* **Excerpted records**:
-- begin --
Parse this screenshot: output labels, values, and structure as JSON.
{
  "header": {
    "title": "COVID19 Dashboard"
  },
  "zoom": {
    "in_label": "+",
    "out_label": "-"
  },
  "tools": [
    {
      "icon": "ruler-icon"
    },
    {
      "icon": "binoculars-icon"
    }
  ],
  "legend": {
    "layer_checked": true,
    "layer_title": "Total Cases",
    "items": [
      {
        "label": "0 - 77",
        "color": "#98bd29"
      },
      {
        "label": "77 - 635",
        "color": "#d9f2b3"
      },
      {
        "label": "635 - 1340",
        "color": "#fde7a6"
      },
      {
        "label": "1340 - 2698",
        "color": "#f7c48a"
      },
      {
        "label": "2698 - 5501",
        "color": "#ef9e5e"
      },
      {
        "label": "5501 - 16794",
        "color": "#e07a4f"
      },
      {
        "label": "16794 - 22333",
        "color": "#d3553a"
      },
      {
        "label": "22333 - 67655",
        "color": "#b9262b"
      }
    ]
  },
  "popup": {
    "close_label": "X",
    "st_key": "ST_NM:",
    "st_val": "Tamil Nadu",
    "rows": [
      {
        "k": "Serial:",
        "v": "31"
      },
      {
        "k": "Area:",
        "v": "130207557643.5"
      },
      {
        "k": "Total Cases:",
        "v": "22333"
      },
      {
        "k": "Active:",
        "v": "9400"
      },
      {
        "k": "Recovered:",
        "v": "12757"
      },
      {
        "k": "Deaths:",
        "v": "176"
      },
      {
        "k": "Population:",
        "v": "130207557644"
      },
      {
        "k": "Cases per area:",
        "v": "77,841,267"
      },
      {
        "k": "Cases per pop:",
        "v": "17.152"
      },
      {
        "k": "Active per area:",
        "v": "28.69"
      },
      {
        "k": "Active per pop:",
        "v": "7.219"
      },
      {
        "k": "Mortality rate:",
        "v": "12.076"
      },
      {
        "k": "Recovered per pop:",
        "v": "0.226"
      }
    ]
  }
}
-- end --
* **Exercise**: Looking at the data above, how many lines hold the word "Total"? Respond with the number alone.

* **Output**: 2